Task statement: Write the records out again, keeping each line exactly as it is.

Extracted material:
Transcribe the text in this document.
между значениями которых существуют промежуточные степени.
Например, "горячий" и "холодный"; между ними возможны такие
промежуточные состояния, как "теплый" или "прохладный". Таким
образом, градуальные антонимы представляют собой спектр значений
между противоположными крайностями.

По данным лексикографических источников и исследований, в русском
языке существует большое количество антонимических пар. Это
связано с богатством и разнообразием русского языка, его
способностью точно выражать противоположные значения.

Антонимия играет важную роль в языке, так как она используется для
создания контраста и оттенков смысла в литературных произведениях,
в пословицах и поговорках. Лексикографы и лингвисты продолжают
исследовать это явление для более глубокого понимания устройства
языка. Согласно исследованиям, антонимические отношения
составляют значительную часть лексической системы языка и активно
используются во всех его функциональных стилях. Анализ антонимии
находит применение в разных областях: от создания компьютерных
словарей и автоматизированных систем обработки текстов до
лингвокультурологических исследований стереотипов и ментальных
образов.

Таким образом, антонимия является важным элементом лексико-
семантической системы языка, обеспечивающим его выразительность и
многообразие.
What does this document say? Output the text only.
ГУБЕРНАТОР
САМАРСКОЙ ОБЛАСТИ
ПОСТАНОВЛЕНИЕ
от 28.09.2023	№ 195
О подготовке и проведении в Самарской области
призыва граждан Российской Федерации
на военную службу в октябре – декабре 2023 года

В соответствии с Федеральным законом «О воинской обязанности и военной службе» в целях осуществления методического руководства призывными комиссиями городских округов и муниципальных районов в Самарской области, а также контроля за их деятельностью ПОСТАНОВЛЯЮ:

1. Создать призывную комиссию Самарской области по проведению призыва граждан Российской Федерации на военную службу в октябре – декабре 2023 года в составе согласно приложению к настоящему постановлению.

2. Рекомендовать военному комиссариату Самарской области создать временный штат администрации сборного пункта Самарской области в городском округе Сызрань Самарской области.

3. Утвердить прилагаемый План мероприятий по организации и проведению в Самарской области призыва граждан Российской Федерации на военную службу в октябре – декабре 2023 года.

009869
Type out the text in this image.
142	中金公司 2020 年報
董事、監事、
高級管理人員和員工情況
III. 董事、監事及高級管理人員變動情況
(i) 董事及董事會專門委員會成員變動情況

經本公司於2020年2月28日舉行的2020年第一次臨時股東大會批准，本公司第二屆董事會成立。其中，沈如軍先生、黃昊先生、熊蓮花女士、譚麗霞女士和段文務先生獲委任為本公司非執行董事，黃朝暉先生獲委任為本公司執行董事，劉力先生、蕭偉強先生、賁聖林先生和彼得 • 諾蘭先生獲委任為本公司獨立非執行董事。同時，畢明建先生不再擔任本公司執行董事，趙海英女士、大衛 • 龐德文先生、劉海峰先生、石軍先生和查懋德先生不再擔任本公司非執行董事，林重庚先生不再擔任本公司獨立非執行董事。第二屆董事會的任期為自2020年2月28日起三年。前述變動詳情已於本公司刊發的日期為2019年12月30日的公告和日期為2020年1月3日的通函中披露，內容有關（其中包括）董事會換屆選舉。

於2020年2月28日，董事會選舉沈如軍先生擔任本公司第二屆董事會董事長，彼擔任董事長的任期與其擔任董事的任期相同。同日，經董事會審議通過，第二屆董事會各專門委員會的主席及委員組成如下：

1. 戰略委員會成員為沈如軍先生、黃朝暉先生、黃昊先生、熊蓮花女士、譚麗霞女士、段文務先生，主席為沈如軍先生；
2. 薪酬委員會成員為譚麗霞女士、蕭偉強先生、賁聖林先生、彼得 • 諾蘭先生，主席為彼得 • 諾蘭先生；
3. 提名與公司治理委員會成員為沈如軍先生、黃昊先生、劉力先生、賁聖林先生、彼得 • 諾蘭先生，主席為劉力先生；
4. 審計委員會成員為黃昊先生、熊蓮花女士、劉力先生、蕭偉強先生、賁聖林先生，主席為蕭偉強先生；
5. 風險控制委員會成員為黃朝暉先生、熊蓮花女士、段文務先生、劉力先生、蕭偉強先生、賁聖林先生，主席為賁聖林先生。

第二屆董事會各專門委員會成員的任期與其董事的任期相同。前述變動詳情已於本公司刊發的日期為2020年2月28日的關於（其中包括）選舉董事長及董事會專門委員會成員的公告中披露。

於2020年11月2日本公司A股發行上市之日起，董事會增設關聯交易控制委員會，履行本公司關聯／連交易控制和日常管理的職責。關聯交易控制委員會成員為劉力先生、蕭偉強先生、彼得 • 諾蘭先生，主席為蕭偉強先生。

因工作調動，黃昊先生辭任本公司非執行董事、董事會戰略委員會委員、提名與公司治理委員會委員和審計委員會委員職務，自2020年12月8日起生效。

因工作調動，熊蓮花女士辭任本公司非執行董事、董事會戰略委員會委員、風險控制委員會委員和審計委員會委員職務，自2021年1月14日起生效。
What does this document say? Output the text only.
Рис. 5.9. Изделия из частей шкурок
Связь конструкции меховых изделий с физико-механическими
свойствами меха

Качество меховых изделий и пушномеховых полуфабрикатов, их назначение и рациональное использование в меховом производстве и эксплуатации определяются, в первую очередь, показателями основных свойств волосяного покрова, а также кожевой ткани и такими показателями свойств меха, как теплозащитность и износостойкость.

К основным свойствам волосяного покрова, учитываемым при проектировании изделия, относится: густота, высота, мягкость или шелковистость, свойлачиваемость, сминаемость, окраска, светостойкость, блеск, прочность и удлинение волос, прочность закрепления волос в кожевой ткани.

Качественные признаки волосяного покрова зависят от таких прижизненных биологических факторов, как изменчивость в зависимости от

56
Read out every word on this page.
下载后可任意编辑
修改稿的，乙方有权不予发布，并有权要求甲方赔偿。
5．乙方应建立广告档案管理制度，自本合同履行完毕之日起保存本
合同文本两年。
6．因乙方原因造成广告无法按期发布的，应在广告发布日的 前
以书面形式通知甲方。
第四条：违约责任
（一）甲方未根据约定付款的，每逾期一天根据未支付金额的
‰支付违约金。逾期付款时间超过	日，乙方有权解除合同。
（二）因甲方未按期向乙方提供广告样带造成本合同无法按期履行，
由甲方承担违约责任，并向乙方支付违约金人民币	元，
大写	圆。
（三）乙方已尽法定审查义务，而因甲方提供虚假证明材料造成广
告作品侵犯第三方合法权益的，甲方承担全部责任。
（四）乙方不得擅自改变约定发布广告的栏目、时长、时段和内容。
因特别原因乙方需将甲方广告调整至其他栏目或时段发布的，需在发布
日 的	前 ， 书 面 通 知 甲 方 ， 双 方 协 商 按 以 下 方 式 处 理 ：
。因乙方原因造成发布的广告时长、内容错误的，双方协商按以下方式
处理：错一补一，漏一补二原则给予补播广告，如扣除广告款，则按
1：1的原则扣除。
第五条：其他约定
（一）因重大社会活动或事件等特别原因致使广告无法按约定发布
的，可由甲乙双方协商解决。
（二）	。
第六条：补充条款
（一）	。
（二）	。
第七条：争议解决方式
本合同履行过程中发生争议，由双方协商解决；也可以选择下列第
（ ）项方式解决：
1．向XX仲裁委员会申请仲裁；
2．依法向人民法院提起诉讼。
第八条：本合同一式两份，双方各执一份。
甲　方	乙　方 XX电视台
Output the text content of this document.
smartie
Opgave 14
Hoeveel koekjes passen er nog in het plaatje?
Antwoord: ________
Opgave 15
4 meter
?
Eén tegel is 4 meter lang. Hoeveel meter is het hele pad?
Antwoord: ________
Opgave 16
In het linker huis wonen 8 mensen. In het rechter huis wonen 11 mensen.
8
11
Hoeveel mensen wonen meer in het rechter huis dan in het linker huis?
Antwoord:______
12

Solution to this exercise:
Transcribe the text in this document.
между значениями которых существуют промежуточные степени.
Например, "горячий" и "холодный"; между ними возможны такие
промежуточные состояния, как "теплый" или "прохладный". Таким
образом, градуальные антонимы представляют собой спектр значений
между противоположными крайностями.

По данным лексикографических источников и исследований, в русском
языке существует большое количество антонимических пар. Это
связано с богатством и разнообразием русского языка, его
способностью точно выражать противоположные значения.

Антонимия играет важную роль в языке, так как она используется для
создания контраста и оттенков смысла в литературных произведениях,
в пословицах и поговорках. Лексикографы и лингвисты продолжают
исследовать это явление для более глубокого понимания устройства
языка. Согласно исследованиям, антонимические отношения
составляют значительную часть лексической системы языка и активно
используются во всех его функциональных стилях. Анализ антонимии
находит применение в разных областях: от создания компьютерных
словарей и автоматизированных систем обработки текстов до
лингвокультурологических исследований стереотипов и ментальных
образов.

Таким образом, антонимия является важным элементом лексико-
семантической системы языка, обеспечивающим его выразительность и
многообразие.
What does this document say? Output the text only.
ГУБЕРНАТОР
САМАРСКОЙ ОБЛАСТИ
ПОСТАНОВЛЕНИЕ
от 28.09.2023	№ 195
О подготовке и проведении в Самарской области
призыва граждан Российской Федерации
на военную службу в октябре – декабре 2023 года

В соответствии с Федеральным законом «О воинской обязанности и военной службе» в целях осуществления методического руководства призывными комиссиями городских округов и муниципальных районов в Самарской области, а также контроля за их деятельностью ПОСТАНОВЛЯЮ:

1. Создать призывную комиссию Самарской области по проведению призыва граждан Российской Федерации на военную службу в октябре – декабре 2023 года в составе согласно приложению к настоящему постановлению.

2. Рекомендовать военному комиссариату Самарской области создать временный штат администрации сборного пункта Самарской области в городском округе Сызрань Самарской области.

3. Утвердить прилагаемый План мероприятий по организации и проведению в Самарской области призыва граждан Российской Федерации на военную службу в октябре – декабре 2023 года.

009869
Type out the text in this image.
142	中金公司 2020 年報
董事、監事、
高級管理人員和員工情況
III. 董事、監事及高級管理人員變動情況
(i) 董事及董事會專門委員會成員變動情況

經本公司於2020年2月28日舉行的2020年第一次臨時股東大會批准，本公司第二屆董事會成立。其中，沈如軍先生、黃昊先生、熊蓮花女士、譚麗霞女士和段文務先生獲委任為本公司非執行董事，黃朝暉先生獲委任為本公司執行董事，劉力先生、蕭偉強先生、賁聖林先生和彼得 • 諾蘭先生獲委任為本公司獨立非執行董事。同時，畢明建先生不再擔任本公司執行董事，趙海英女士、大衛 • 龐德文先生、劉海峰先生、石軍先生和查懋德先生不再擔任本公司非執行董事，林重庚先生不再擔任本公司獨立非執行董事。第二屆董事會的任期為自2020年2月28日起三年。前述變動詳情已於本公司刊發的日期為2019年12月30日的公告和日期為2020年1月3日的通函中披露，內容有關（其中包括）董事會換屆選舉。

於2020年2月28日，董事會選舉沈如軍先生擔任本公司第二屆董事會董事長，彼擔任董事長的任期與其擔任董事的任期相同。同日，經董事會審議通過，第二屆董事會各專門委員會的主席及委員組成如下：

1. 戰略委員會成員為沈如軍先生、黃朝暉先生、黃昊先生、熊蓮花女士、譚麗霞女士、段文務先生，主席為沈如軍先生；
2. 薪酬委員會成員為譚麗霞女士、蕭偉強先生、賁聖林先生、彼得 • 諾蘭先生，主席為彼得 • 諾蘭先生；
3. 提名與公司治理委員會成員為沈如軍先生、黃昊先生、劉力先生、賁聖林先生、彼得 • 諾蘭先生，主席為劉力先生；
4. 審計委員會成員為黃昊先生、熊蓮花女士、劉力先生、蕭偉強先生、賁聖林先生，主席為蕭偉強先生；
5. 風險控制委員會成員為黃朝暉先生、熊蓮花女士、段文務先生、劉力先生、蕭偉強先生、賁聖林先生，主席為賁聖林先生。

第二屆董事會各專門委員會成員的任期與其董事的任期相同。前述變動詳情已於本公司刊發的日期為2020年2月28日的關於（其中包括）選舉董事長及董事會專門委員會成員的公告中披露。

於2020年11月2日本公司A股發行上市之日起，董事會增設關聯交易控制委員會，履行本公司關聯／連交易控制和日常管理的職責。關聯交易控制委員會成員為劉力先生、蕭偉強先生、彼得 • 諾蘭先生，主席為蕭偉強先生。

因工作調動，黃昊先生辭任本公司非執行董事、董事會戰略委員會委員、提名與公司治理委員會委員和審計委員會委員職務，自2020年12月8日起生效。

因工作調動，熊蓮花女士辭任本公司非執行董事、董事會戰略委員會委員、風險控制委員會委員和審計委員會委員職務，自2021年1月14日起生效。
What does this document say? Output the text only.
Рис. 5.9. Изделия из частей шкурок
Связь конструкции меховых изделий с физико-механическими
свойствами меха

Качество меховых изделий и пушномеховых полуфабрикатов, их назначение и рациональное использование в меховом производстве и эксплуатации определяются, в первую очередь, показателями основных свойств волосяного покрова, а также кожевой ткани и такими показателями свойств меха, как теплозащитность и износостойкость.

К основным свойствам волосяного покрова, учитываемым при проектировании изделия, относится: густота, высота, мягкость или шелковистость, свойлачиваемость, сминаемость, окраска, светостойкость, блеск, прочность и удлинение волос, прочность закрепления волос в кожевой ткани.

Качественные признаки волосяного покрова зависят от таких прижизненных биологических факторов, как изменчивость в зависимости от

56
Read out every word on this page.
下载后可任意编辑
修改稿的，乙方有权不予发布，并有权要求甲方赔偿。
5．乙方应建立广告档案管理制度，自本合同履行完毕之日起保存本
合同文本两年。
6．因乙方原因造成广告无法按期发布的，应在广告发布日的 前
以书面形式通知甲方。
第四条：违约责任
（一）甲方未根据约定付款的，每逾期一天根据未支付金额的
‰支付违约金。逾期付款时间超过	日，乙方有权解除合同。
（二）因甲方未按期向乙方提供广告样带造成本合同无法按期履行，
由甲方承担违约责任，并向乙方支付违约金人民币	元，
大写	圆。
（三）乙方已尽法定审查义务，而因甲方提供虚假证明材料造成广
告作品侵犯第三方合法权益的，甲方承担全部责任。
（四）乙方不得擅自改变约定发布广告的栏目、时长、时段和内容。
因特别原因乙方需将甲方广告调整至其他栏目或时段发布的，需在发布
日 的	前 ， 书 面 通 知 甲 方 ， 双 方 协 商 按 以 下 方 式 处 理 ：
。因乙方原因造成发布的广告时长、内容错误的，双方协商按以下方式
处理：错一补一，漏一补二原则给予补播广告，如扣除广告款，则按
1：1的原则扣除。
第五条：其他约定
（一）因重大社会活动或事件等特别原因致使广告无法按约定发布
的，可由甲乙双方协商解决。
（二）	。
第六条：补充条款
（一）	。
（二）	。
第七条：争议解决方式
本合同履行过程中发生争议，由双方协商解决；也可以选择下列第
（ ）项方式解决：
1．向XX仲裁委员会申请仲裁；
2．依法向人民法院提起诉讼。
第八条：本合同一式两份，双方各执一份。
甲　方	乙　方 XX电视台
Output the text content of this document.
smartie
Opgave 14
Hoeveel koekjes passen er nog in het plaatje?
Antwoord: ________
Opgave 15
4 meter
?
Eén tegel is 4 meter lang. Hoeveel meter is het hele pad?
Antwoord: ________
Opgave 16
In het linker huis wonen 8 mensen. In het rechter huis wonen 11 mensen.
8
11
Hoeveel mensen wonen meer in het rechter huis dan in het linker huis?
Antwoord:______
12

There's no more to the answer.